# REQUIRED TASK:
Separate out the lines that hold "image".

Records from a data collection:
Begin

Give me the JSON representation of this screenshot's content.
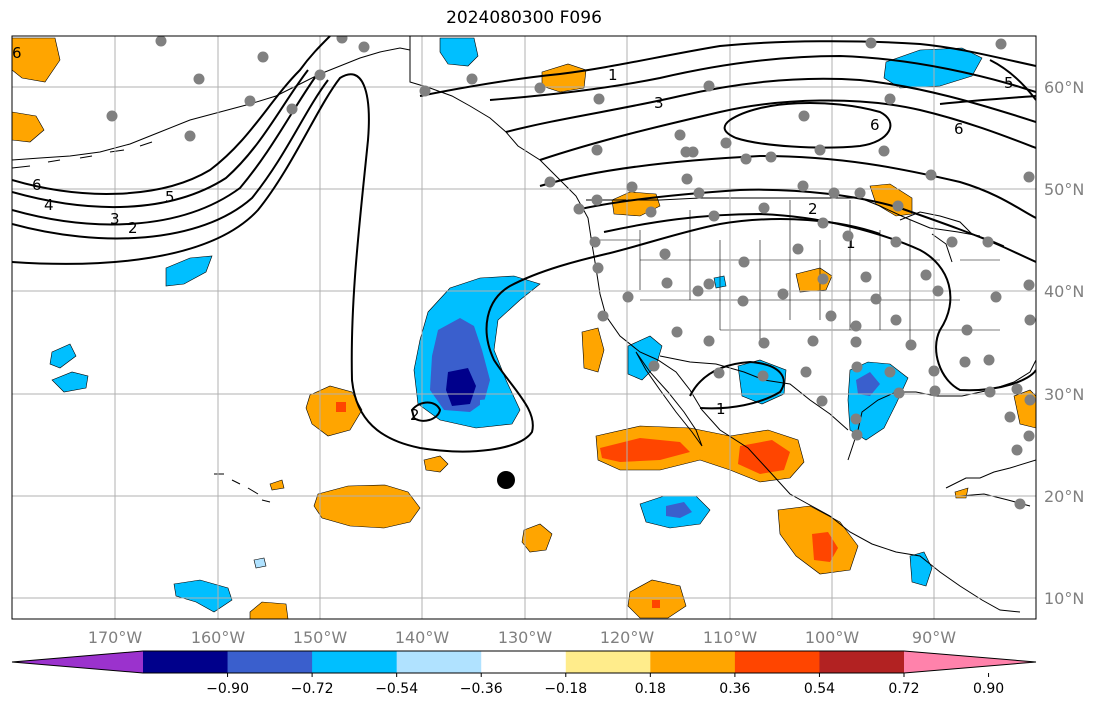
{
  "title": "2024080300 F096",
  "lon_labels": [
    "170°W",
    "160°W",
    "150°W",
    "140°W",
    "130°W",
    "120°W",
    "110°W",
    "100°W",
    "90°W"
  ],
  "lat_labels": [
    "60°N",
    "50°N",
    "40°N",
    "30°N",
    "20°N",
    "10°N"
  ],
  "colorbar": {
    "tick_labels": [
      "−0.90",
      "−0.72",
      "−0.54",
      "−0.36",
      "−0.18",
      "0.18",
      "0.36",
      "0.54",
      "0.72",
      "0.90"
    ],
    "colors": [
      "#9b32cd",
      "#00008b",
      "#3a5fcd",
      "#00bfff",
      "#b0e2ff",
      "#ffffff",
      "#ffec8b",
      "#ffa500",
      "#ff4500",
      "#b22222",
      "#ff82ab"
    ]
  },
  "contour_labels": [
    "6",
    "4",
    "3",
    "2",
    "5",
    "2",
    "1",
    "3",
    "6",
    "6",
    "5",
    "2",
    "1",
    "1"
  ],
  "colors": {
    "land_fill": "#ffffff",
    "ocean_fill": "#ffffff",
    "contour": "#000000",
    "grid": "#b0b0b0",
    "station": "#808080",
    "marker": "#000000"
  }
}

End
Begin

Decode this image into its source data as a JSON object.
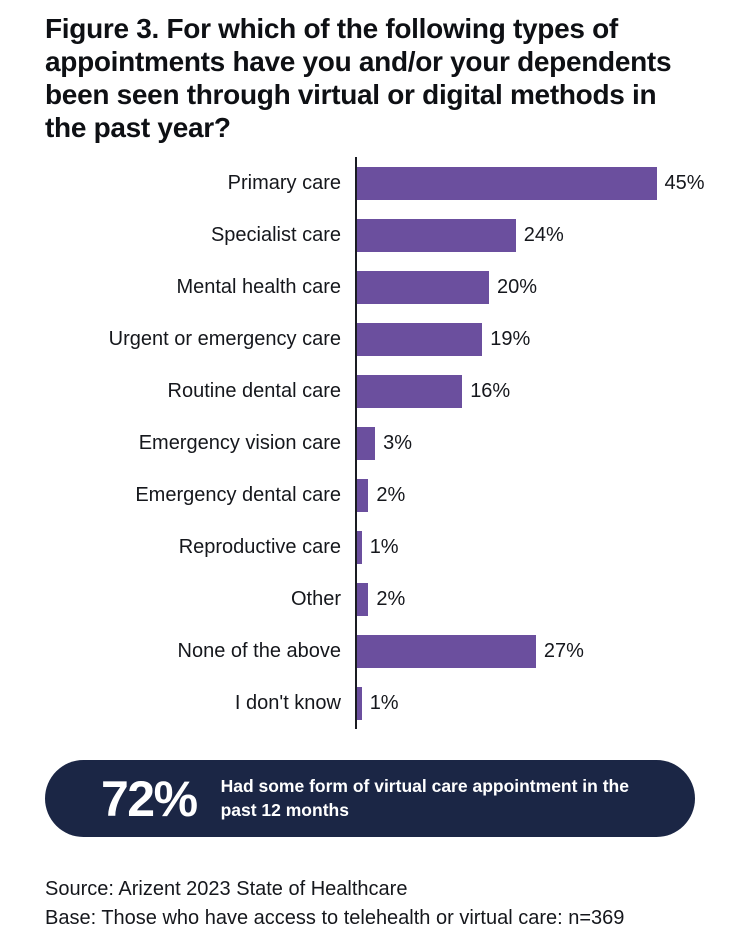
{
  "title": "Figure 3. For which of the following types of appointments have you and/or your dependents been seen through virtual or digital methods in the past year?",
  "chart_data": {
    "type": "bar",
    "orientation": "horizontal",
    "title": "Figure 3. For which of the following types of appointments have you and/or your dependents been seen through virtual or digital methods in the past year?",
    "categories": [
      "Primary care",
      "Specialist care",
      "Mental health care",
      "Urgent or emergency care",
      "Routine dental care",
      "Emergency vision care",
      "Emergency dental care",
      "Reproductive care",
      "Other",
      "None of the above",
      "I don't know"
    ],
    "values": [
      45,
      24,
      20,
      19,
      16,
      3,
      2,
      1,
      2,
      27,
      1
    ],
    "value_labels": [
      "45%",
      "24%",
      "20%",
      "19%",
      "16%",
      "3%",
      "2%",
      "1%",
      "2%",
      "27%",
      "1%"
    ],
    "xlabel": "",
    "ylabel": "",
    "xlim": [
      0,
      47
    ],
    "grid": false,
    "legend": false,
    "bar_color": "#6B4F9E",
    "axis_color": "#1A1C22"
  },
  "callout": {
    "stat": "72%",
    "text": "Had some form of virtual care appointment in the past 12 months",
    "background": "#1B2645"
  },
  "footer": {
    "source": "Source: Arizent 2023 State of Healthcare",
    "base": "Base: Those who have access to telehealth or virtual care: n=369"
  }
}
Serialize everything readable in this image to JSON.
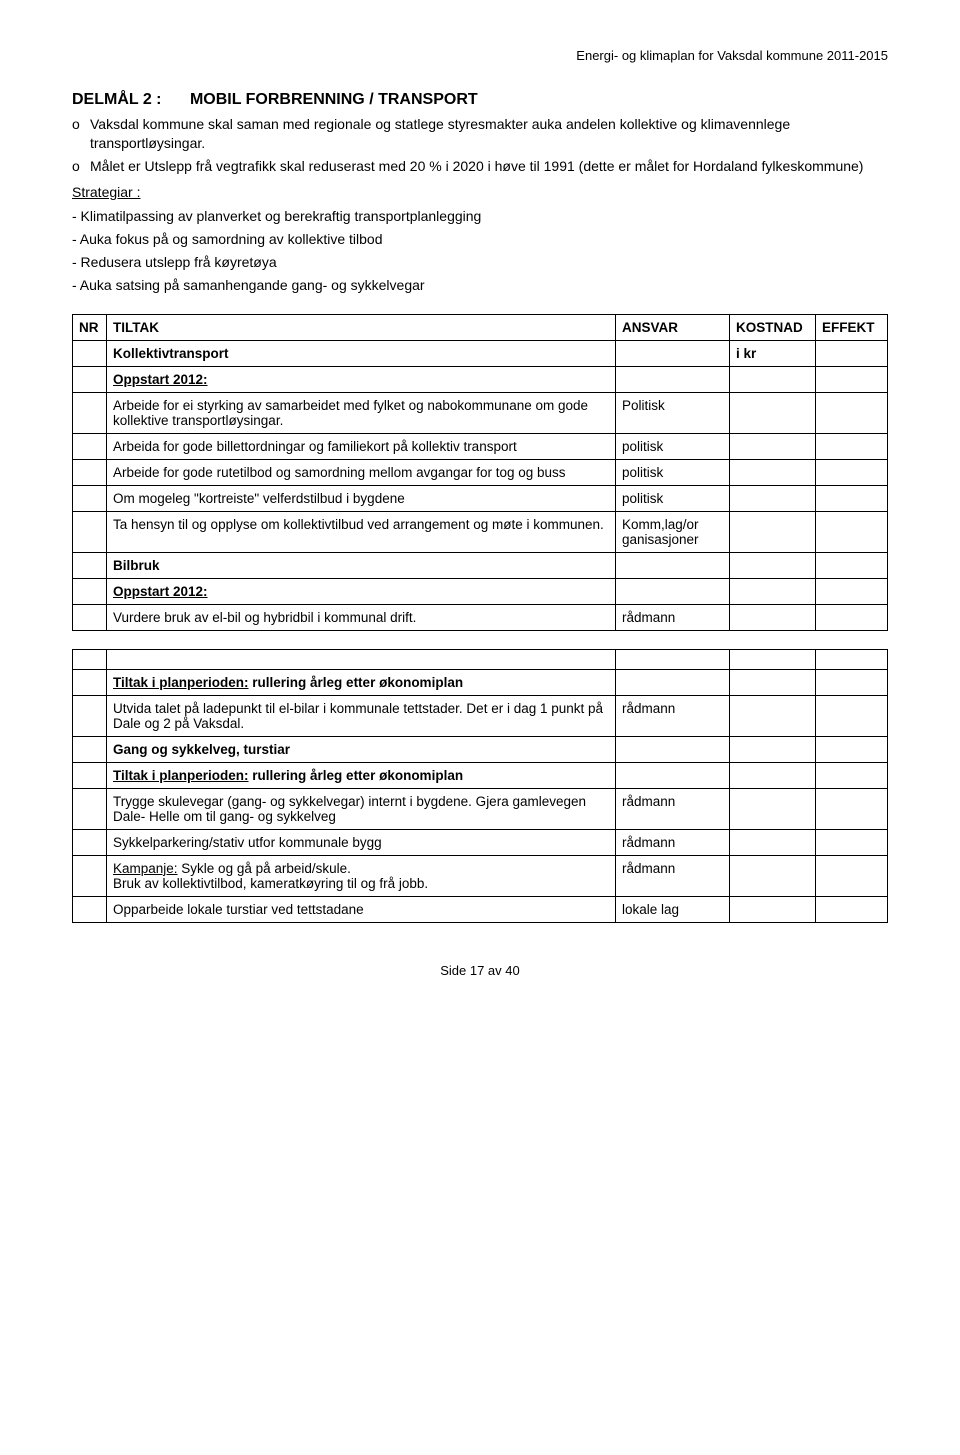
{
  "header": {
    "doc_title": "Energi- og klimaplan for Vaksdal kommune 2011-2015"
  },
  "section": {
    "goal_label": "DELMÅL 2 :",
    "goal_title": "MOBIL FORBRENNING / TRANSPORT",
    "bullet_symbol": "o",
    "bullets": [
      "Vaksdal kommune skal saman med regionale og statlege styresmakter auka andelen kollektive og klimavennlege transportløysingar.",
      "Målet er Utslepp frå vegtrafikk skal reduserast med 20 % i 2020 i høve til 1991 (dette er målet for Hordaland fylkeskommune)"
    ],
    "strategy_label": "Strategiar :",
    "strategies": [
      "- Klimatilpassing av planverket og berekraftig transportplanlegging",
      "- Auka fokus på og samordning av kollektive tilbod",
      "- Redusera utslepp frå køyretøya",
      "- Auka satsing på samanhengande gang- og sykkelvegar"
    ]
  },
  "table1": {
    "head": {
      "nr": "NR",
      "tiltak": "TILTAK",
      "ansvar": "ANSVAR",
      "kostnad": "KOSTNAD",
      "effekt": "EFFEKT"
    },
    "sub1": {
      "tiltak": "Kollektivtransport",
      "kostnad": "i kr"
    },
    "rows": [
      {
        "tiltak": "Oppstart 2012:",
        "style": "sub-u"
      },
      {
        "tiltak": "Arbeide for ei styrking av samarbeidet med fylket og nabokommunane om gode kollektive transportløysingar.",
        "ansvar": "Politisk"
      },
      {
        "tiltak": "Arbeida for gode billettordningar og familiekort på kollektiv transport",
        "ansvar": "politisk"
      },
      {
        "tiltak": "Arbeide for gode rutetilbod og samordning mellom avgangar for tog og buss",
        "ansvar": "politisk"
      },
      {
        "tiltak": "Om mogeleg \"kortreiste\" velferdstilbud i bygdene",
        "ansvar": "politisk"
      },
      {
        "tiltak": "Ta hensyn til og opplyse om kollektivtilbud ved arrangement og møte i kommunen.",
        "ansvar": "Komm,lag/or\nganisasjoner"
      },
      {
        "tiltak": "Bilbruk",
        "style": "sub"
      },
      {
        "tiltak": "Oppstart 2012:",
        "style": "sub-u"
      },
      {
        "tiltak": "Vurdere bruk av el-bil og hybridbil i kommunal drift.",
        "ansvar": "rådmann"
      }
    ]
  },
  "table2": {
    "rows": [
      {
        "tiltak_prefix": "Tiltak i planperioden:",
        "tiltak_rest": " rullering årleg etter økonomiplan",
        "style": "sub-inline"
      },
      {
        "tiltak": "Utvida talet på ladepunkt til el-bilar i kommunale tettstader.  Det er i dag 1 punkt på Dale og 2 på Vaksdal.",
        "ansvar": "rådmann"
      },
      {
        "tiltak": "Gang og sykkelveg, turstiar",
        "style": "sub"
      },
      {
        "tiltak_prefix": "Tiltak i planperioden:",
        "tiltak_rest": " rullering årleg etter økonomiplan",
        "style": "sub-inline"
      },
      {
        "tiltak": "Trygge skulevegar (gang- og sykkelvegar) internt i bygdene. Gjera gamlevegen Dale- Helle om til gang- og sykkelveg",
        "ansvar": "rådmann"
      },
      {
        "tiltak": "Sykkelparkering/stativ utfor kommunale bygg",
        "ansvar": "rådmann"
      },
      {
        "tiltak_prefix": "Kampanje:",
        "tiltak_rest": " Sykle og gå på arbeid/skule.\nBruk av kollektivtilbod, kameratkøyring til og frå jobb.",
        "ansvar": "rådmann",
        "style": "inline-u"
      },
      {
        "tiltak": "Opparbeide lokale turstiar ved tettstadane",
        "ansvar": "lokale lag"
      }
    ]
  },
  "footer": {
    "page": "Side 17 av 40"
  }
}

End
Begin

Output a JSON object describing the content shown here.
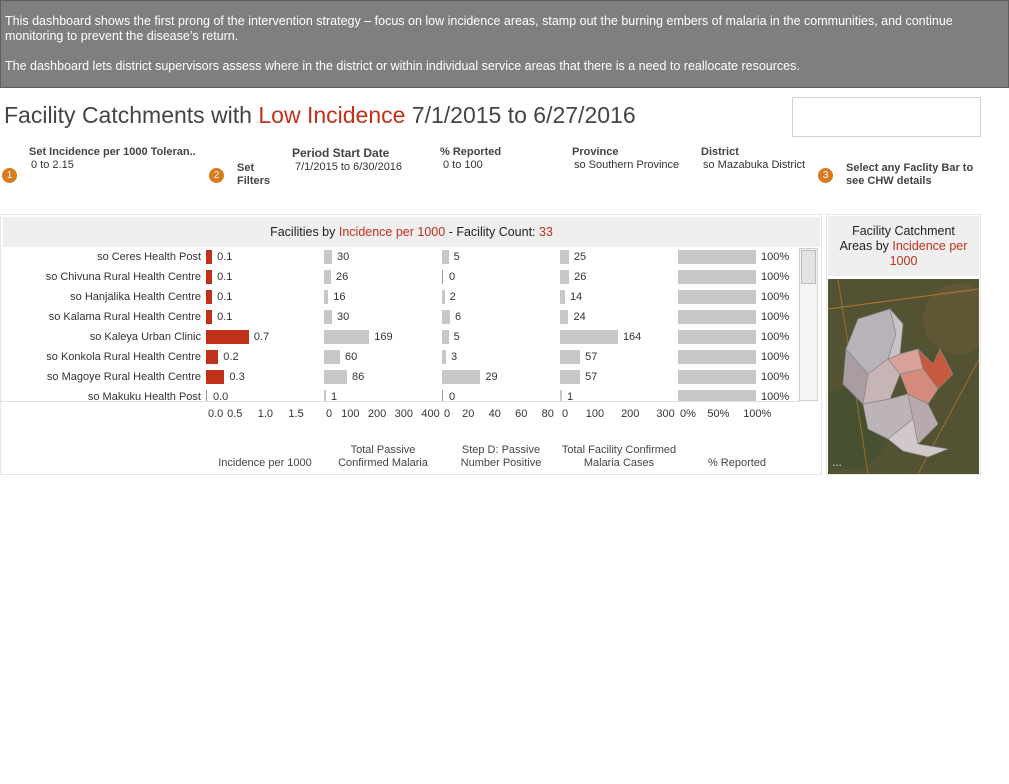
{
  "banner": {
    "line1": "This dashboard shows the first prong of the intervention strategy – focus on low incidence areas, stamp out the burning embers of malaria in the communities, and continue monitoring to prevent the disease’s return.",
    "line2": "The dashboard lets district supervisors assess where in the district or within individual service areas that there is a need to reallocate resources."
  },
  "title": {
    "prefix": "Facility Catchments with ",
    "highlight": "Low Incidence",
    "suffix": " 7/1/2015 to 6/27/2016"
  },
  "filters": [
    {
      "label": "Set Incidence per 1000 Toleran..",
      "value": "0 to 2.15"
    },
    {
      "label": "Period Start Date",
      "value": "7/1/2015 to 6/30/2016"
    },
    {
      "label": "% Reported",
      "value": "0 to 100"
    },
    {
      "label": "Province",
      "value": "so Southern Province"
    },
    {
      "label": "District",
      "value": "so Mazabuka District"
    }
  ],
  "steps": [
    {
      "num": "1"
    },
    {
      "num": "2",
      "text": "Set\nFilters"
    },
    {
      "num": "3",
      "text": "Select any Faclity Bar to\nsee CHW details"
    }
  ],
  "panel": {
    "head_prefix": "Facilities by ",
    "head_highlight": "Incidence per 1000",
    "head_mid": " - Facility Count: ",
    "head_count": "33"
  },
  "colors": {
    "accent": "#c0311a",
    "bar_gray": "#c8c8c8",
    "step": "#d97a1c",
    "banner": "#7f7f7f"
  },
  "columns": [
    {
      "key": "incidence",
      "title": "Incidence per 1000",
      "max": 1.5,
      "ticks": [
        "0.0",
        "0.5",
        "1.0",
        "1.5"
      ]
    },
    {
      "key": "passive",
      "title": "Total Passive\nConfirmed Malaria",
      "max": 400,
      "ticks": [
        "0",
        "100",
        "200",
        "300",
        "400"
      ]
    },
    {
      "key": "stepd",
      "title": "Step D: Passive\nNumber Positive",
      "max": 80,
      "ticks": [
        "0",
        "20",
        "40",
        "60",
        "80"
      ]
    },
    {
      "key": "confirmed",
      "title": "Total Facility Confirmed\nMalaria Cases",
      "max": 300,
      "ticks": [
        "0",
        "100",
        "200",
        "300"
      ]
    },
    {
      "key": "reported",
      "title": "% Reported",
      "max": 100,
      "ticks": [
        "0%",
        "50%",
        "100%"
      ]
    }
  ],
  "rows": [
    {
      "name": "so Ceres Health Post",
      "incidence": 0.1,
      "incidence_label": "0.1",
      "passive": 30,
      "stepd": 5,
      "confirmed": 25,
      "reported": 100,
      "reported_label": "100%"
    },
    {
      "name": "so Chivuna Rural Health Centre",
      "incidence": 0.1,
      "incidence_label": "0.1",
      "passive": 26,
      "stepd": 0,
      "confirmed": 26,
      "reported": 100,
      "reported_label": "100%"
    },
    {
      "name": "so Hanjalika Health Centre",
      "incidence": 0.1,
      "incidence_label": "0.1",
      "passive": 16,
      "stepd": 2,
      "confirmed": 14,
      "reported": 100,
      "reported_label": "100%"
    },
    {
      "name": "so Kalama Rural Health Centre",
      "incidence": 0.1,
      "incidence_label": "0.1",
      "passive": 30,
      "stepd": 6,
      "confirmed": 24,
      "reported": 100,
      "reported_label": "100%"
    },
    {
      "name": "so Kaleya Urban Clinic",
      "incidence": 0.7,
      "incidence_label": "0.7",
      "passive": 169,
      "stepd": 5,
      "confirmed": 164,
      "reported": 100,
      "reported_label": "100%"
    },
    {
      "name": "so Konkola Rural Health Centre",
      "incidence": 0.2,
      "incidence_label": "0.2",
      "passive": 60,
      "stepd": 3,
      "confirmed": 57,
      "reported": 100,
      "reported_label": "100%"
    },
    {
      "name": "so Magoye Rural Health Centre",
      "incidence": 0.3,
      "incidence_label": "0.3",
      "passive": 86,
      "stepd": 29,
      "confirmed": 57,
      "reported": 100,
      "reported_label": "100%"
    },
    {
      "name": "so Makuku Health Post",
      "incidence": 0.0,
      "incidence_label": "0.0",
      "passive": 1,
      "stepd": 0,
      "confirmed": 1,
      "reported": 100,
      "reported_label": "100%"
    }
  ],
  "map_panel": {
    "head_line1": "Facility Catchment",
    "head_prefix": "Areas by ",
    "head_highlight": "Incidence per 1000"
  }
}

End

# SOLUTION TO THE EXERCISE:
Decode this image into its source data as a JSON object.
Serialize everything readable in this image to JSON.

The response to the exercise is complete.